> [GOAL A]
Summarize the thesis description in two sentences.

** START OF DOCUMENT EXTRACT **

夕照闻: Fostering Connection and Belonging for Elderly Chinese Immigrants
Yifan Zhang’s thesis, 夕照闻: Fostering Connection and Belonging for Elderly Chinese Immigrants, reimagines aging not as a period of retreat, but as an opportunity to design for cultural continuity, emotional resilience, and meaningful connection among elderly Chinese immigrants in the U.S.
“Aging doesn’t have to mean retreat. It can be an opportunity for rediscovery, remembrance, and connection.”
Through human-centered design and participatory research, 夕照闻 (xī zhào wén)—which translates poetically to “listening to the setting sun”—addresses the challenges faced by elderly Chinese immigrants, including cultural dissonance, language barriers, and social isolation. After moving to the U.S. with the hope of spending more time with their families, many elders find themselves feeling lonely and left behind.
“As a child growing up in China, I shared my home with my grandmother, a woman whose life embodied resilience and tradition. Her stories, filled with the richness of our culture, and her care for family traditions made a lasting impression on me. She wove a sense of belonging into the fabric of our daily lives, teaching me the importance of heritage and shared connections.”










Yifan’s work responds to this growing gap by designing digital and tactile experiences that center the voices and needs of older adults. Through a suite of speculative and practical projects, the projects in this thesis explore how design can strengthen intergenerational bonds, preserve cultural memory, and offer elders new ways to participate in community life—on their own terms.

** END OF DOCUMENT EXTRACT **
** START OF DATA SHOWN **

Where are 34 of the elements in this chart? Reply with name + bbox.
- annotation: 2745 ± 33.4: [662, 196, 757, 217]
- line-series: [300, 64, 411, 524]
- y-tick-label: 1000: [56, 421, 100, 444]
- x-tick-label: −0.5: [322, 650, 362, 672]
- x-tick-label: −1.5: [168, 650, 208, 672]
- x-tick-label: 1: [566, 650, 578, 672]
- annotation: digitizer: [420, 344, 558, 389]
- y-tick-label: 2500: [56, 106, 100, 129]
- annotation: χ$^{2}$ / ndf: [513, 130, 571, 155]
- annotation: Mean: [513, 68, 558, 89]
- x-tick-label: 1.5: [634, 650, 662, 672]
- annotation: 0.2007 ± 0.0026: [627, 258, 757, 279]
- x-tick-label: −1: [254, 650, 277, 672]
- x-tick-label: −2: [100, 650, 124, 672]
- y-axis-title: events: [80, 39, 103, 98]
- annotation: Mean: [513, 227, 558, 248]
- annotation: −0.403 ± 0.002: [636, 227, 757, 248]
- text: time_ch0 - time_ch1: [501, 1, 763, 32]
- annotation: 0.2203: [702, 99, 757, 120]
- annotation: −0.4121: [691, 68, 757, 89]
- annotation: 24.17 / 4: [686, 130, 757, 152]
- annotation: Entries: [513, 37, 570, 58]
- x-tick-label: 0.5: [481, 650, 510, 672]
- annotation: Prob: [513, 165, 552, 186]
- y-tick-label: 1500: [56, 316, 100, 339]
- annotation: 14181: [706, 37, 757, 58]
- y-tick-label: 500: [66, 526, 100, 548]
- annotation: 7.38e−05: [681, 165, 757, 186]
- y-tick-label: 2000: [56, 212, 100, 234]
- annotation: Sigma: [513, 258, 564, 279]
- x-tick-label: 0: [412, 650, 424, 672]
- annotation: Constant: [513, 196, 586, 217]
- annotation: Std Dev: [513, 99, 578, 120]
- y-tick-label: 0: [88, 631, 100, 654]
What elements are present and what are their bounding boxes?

** END OF DATA SHOWN **
** START OF DATA SHOWN **

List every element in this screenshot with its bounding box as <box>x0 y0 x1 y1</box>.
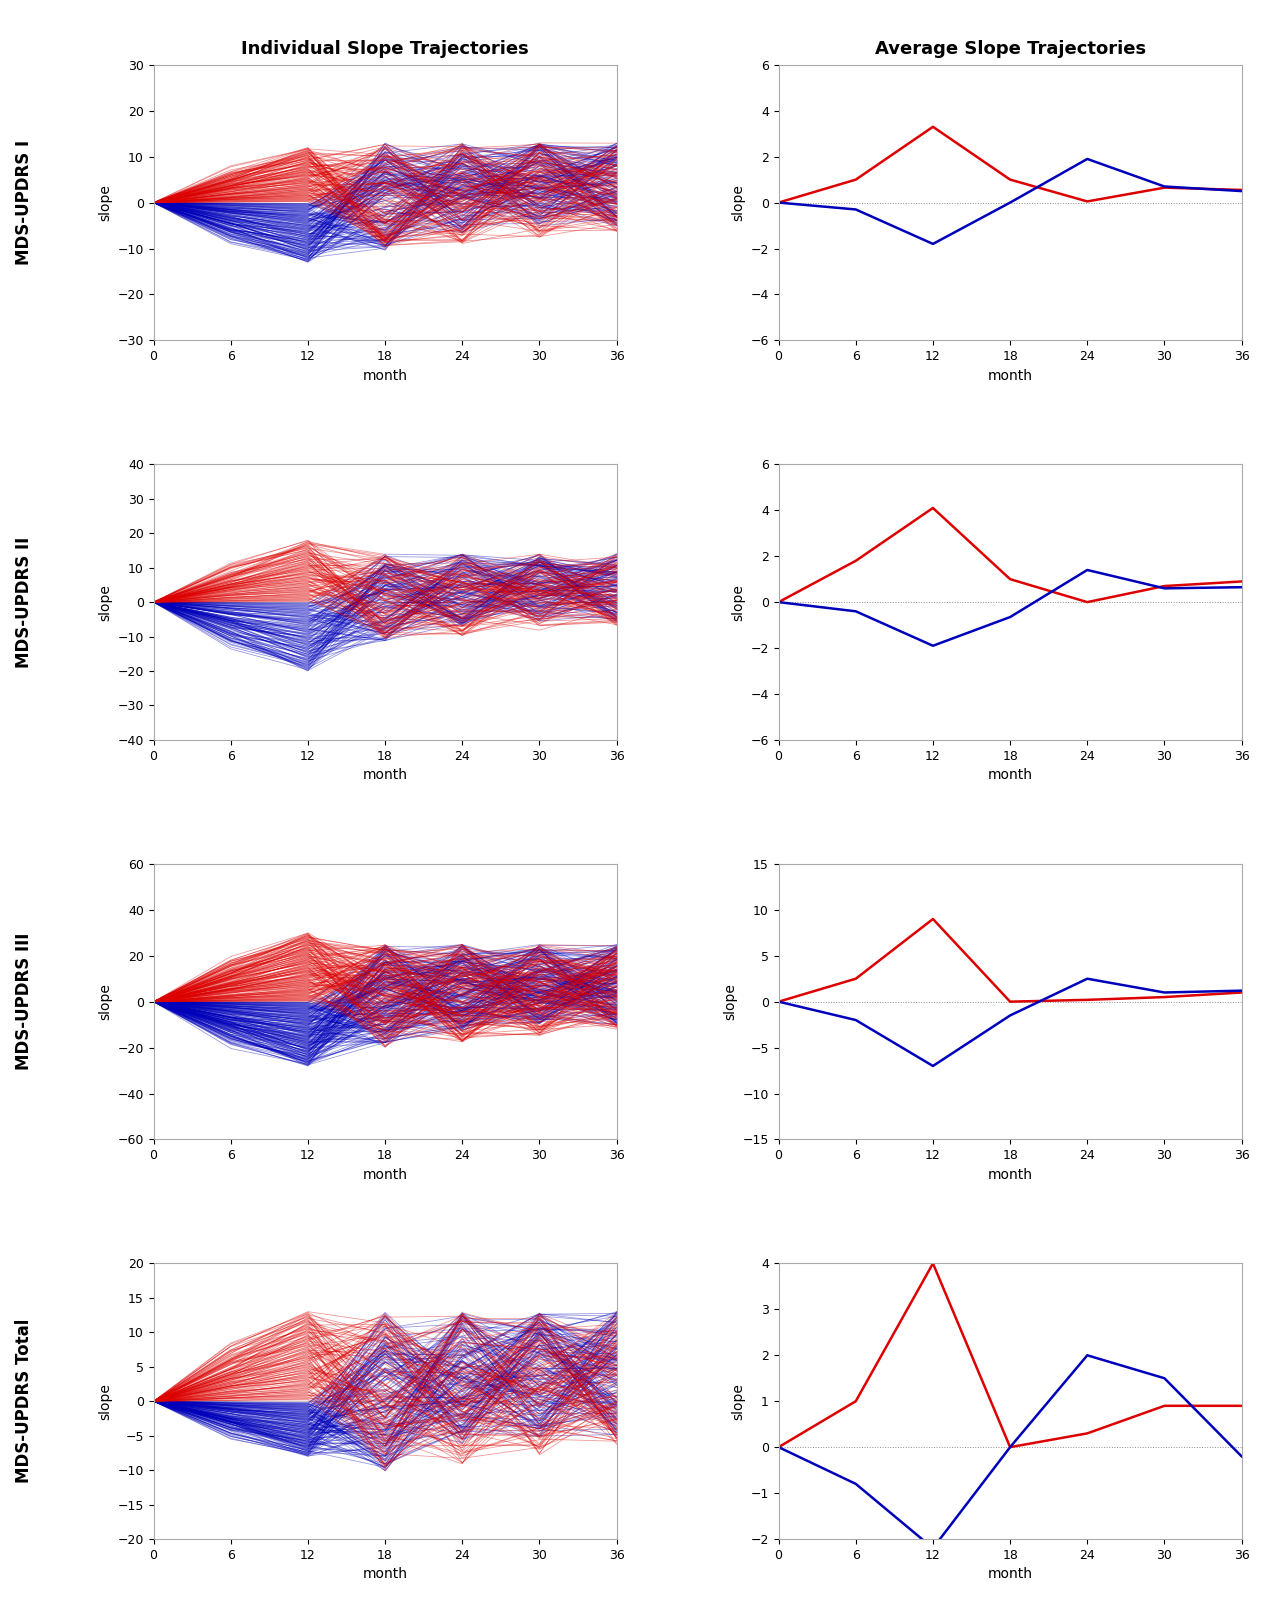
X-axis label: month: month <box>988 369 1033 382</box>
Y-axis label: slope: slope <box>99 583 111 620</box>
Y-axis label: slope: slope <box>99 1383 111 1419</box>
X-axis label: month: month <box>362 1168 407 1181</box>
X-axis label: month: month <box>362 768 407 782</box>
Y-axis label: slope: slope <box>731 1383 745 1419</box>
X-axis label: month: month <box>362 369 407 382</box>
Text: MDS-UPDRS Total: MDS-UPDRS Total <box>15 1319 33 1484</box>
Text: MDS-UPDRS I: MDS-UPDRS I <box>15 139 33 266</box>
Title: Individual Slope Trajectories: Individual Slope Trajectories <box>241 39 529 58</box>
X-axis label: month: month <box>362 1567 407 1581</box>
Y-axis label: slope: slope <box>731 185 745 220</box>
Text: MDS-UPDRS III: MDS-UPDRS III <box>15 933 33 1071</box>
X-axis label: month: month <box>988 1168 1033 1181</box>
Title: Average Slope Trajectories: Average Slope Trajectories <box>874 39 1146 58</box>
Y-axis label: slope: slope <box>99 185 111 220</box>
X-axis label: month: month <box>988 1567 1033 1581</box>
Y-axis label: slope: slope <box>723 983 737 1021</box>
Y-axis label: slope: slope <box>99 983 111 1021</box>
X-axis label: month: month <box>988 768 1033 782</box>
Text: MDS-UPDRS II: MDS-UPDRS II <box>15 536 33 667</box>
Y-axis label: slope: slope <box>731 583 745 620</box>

** END OF DATA SHOWN **
** START OF DATA SHOWN **

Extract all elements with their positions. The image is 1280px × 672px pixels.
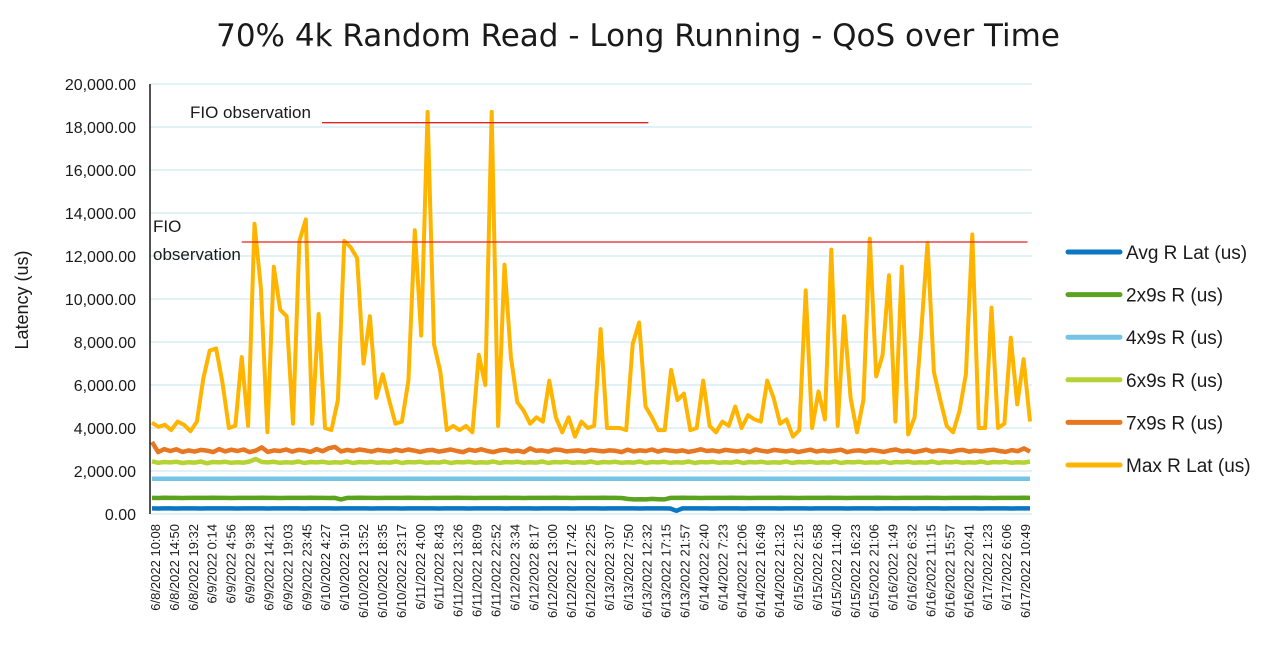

** END OF DATA SHOWN **

> [GOAL B]
Reproduce the listing word for word from the line with "Where are 34" up to and including the line with "- annotation: 0.2203: [702, 99, 757, 120]".

> [FINAL ANSWER A]
Yifan Zhang's thesis, 夕照闻, uses human-centered design and participatory research to address the cultural dissonance, language barriers, and social isolation faced by elderly Chinese immigrants in the U.S. Its projects design digital and tactile experiences centered on older adults to strengthen intergenerational bonds, preserve cultural memory, and give elders new ways to take part in community life on their own terms.

> [FINAL ANSWER B]
Where are 34 of the elements in this chart? Reply with name + bbox.
- annotation: 2745 ± 33.4: [662, 196, 757, 217]
- line-series: [300, 64, 411, 524]
- y-tick-label: 1000: [56, 421, 100, 444]
- x-tick-label: −0.5: [322, 650, 362, 672]
- x-tick-label: −1.5: [168, 650, 208, 672]
- x-tick-label: 1: [566, 650, 578, 672]
- annotation: digitizer: [420, 344, 558, 389]
- y-tick-label: 2500: [56, 106, 100, 129]
- annotation: χ$^{2}$ / ndf: [513, 130, 571, 155]
- annotation: Mean: [513, 68, 558, 89]
- x-tick-label: 1.5: [634, 650, 662, 672]
- annotation: 0.2007 ± 0.0026: [627, 258, 757, 279]
- x-tick-label: −1: [254, 650, 277, 672]
- x-tick-label: −2: [100, 650, 124, 672]
- y-axis-title: events: [80, 39, 103, 98]
- annotation: Mean: [513, 227, 558, 248]
- annotation: −0.403 ± 0.002: [636, 227, 757, 248]
- text: time_ch0 - time_ch1: [501, 1, 763, 32]
- annotation: 0.2203: [702, 99, 757, 120]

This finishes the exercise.